Saved entries:
● ● ● ●

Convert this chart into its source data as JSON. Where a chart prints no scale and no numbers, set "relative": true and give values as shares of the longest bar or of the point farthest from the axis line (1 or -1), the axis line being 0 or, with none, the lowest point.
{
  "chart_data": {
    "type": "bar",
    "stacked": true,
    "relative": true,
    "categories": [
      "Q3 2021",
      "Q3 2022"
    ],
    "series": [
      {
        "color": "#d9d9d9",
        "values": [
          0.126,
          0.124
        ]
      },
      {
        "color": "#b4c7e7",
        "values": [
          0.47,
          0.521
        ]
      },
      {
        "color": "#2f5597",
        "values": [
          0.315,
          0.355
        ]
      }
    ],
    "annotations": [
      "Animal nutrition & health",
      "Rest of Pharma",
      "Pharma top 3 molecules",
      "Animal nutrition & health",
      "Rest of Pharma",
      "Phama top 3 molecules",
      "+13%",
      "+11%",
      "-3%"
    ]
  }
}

● ● ● ●

What you need to do:
Write out the listing once more, matching it exactly.

Answer to the task:
Convert this chart into its source data as JSON. Where a chart prints no scale and no numbers, set "relative": true and give values as shares of the longest bar or of the point farthest from the axis line (1 or -1), the axis line being 0 or, with none, the lowest point.
{
  "chart_data": {
    "type": "bar",
    "stacked": true,
    "relative": true,
    "categories": [
      "Q3 2021",
      "Q3 2022"
    ],
    "series": [
      {
        "color": "#d9d9d9",
        "values": [
          0.126,
          0.124
        ]
      },
      {
        "color": "#b4c7e7",
        "values": [
          0.47,
          0.521
        ]
      },
      {
        "color": "#2f5597",
        "values": [
          0.315,
          0.355
        ]
      }
    ],
    "annotations": [
      "Animal nutrition & health",
      "Rest of Pharma",
      "Pharma top 3 molecules",
      "Animal nutrition & health",
      "Rest of Pharma",
      "Phama top 3 molecules",
      "+13%",
      "+11%",
      "-3%"
    ]
  }
}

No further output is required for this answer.